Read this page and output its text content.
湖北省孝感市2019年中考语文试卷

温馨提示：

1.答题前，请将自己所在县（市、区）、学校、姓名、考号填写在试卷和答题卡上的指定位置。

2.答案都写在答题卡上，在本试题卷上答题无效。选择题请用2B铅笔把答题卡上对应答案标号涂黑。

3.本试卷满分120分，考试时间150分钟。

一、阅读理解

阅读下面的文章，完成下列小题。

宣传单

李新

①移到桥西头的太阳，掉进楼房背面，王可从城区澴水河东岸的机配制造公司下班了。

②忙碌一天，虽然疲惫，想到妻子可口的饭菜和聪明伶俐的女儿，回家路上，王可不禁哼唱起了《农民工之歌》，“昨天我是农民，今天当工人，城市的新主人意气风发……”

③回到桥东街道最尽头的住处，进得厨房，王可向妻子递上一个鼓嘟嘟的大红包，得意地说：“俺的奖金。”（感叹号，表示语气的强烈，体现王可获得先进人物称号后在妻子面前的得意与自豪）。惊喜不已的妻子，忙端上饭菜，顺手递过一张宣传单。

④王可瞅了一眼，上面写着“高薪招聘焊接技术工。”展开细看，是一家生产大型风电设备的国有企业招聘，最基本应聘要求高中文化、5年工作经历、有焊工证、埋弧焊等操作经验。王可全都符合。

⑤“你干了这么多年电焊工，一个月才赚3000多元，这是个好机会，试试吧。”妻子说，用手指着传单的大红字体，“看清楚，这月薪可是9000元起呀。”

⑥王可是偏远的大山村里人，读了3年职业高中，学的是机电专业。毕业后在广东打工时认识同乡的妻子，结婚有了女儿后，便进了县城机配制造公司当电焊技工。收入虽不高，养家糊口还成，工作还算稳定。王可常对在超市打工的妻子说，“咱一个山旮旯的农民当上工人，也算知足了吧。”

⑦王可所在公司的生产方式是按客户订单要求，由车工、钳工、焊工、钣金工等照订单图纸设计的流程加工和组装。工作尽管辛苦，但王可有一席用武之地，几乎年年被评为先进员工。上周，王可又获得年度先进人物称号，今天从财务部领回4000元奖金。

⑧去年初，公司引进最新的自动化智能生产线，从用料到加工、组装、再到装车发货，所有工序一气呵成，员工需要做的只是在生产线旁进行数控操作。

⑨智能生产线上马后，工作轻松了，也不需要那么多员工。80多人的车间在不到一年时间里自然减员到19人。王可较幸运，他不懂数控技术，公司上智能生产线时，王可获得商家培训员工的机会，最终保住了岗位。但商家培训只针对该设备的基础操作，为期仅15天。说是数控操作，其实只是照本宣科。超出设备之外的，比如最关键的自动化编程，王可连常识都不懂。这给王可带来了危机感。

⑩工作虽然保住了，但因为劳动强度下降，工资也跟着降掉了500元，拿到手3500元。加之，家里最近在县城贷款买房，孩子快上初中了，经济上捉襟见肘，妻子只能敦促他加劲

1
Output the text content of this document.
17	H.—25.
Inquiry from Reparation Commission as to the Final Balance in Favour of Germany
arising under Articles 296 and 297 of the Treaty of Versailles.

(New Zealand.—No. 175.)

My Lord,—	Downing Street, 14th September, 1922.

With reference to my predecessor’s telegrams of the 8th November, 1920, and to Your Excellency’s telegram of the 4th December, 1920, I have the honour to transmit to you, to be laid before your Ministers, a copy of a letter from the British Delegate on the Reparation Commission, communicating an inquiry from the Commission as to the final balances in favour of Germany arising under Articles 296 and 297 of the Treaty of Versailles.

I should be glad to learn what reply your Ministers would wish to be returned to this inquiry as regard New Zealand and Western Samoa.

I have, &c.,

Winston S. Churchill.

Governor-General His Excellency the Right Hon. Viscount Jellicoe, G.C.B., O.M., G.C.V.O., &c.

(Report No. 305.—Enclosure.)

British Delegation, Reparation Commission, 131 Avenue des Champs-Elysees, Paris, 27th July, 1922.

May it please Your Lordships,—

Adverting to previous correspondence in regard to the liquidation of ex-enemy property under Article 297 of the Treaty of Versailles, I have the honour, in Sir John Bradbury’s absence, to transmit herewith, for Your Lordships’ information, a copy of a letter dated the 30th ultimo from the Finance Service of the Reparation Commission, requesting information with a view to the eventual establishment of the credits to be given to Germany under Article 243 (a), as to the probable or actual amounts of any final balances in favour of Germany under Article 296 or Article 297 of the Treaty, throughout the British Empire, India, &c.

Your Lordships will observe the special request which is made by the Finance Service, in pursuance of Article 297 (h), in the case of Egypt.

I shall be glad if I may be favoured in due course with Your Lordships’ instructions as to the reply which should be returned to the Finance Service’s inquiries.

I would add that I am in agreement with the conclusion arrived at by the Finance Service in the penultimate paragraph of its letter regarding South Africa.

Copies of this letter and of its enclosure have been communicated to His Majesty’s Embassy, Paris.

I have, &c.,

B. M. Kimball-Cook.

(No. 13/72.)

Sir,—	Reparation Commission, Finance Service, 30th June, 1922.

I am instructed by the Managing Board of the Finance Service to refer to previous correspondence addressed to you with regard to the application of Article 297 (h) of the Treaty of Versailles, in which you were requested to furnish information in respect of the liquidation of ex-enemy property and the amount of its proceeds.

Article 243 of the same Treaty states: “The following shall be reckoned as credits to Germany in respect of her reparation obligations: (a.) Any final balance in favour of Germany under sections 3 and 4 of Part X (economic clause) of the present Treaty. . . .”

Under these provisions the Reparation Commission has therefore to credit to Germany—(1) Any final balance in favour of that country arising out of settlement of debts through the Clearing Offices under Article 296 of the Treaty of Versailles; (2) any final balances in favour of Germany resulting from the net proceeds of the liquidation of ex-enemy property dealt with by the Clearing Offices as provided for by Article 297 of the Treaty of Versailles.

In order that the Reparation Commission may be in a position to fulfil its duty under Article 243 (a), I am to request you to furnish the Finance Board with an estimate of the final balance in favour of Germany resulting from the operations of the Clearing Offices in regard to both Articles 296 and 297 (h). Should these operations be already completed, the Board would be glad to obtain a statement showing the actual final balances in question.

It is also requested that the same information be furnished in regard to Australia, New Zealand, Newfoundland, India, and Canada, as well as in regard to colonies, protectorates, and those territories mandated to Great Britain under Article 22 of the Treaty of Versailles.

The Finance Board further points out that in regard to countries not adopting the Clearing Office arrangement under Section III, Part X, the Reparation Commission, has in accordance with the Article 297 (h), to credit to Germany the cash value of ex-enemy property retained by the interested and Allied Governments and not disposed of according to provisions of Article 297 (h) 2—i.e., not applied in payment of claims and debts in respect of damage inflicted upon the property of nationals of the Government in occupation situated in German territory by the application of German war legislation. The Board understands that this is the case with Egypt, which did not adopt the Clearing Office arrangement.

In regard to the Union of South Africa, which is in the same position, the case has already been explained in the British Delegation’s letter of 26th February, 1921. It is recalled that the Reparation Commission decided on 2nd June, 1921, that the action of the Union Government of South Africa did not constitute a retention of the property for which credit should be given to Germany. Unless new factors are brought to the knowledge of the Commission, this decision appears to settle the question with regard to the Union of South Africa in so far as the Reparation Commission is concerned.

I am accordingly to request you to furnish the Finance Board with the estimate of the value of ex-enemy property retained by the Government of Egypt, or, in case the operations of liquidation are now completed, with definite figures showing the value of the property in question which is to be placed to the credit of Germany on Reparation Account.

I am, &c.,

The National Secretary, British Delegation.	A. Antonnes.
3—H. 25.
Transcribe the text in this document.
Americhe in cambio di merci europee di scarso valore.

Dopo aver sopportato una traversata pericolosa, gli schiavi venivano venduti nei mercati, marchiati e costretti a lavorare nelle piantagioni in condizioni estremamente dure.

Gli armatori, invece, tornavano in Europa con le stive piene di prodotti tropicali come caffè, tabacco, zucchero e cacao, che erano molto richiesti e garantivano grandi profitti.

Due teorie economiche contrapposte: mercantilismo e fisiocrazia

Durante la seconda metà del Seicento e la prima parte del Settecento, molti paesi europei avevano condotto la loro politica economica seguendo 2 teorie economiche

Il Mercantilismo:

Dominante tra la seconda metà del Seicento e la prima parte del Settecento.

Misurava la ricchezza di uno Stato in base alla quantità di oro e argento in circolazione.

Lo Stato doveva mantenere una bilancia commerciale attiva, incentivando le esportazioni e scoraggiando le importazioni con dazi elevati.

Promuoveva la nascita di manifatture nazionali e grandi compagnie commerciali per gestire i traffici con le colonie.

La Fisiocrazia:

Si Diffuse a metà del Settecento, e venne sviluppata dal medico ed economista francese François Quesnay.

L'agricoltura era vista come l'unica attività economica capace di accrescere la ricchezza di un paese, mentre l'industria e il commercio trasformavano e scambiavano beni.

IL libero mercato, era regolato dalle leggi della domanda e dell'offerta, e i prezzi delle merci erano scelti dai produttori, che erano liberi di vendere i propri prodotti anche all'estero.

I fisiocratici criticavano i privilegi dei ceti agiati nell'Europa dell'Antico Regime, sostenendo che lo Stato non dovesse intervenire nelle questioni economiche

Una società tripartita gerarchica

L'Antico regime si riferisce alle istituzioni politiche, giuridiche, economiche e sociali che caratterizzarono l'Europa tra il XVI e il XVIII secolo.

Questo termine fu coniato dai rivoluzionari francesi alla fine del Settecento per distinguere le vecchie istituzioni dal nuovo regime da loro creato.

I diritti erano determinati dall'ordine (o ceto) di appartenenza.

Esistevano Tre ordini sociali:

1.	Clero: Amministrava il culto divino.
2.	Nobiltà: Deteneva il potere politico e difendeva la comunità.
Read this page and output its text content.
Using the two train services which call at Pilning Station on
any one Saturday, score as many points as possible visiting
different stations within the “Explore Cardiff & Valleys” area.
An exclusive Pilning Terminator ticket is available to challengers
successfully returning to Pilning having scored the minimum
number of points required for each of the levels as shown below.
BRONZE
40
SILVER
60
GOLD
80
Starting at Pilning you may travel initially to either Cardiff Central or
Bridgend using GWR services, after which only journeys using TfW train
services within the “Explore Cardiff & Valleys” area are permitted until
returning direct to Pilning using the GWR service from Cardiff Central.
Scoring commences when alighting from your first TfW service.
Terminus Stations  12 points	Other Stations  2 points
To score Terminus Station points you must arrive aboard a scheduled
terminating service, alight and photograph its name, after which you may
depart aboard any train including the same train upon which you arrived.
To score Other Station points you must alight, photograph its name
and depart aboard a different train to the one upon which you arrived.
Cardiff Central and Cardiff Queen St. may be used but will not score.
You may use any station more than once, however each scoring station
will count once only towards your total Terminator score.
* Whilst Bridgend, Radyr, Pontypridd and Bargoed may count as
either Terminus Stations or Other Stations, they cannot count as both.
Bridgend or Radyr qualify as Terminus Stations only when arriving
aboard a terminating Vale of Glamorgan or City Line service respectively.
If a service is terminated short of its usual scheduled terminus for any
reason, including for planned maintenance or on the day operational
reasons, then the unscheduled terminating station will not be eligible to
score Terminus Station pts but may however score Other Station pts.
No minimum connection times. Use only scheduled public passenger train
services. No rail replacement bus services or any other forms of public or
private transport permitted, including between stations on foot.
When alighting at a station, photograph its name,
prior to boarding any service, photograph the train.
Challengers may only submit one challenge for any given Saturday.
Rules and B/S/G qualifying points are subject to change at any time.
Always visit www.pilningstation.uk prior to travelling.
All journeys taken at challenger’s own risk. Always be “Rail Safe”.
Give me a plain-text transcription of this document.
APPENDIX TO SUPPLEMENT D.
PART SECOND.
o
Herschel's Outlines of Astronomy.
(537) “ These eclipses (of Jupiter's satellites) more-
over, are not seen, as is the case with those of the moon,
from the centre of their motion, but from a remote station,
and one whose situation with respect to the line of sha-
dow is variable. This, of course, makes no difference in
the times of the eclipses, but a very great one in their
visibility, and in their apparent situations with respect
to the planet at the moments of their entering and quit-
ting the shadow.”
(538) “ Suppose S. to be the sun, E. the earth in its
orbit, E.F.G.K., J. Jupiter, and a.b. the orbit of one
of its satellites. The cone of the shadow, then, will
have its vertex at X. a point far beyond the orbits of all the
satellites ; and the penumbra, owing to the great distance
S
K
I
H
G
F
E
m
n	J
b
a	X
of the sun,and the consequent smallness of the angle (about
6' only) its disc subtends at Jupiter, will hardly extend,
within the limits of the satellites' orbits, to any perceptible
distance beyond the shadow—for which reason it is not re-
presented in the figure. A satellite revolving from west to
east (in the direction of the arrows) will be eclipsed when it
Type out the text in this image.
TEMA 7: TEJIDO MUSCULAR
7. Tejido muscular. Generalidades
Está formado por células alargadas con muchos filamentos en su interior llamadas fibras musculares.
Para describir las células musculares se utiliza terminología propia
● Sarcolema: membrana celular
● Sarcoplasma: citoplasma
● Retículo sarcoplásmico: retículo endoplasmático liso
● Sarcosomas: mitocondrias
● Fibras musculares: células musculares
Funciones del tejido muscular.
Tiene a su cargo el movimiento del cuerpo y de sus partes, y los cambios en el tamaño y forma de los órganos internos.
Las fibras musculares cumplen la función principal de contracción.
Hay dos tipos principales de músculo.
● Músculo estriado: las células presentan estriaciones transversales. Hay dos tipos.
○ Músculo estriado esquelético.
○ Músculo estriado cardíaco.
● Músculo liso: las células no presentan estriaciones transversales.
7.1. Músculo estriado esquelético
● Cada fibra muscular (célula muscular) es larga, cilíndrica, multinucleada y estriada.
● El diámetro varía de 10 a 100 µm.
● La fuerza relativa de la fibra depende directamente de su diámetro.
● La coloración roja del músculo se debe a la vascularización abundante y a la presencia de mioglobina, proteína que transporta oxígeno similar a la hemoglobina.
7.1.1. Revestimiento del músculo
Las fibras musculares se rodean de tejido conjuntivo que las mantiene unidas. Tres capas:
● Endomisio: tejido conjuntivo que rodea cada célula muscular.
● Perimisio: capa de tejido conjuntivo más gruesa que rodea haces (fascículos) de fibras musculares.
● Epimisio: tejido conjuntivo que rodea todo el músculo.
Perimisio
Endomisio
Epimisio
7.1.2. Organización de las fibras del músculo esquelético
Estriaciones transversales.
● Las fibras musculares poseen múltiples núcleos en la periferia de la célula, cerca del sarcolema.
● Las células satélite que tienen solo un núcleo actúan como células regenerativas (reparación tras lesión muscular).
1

+++

• _Short problem_:
In the entries above, find each line with the word "their" and show it.

• _Solution to the exercise_:
from the centre of their motion, but from a remote station,
the times of the eclipses, but a very great one in their
visibility, and in their apparent situations with respect
to the planet at the moments of their entering and quit-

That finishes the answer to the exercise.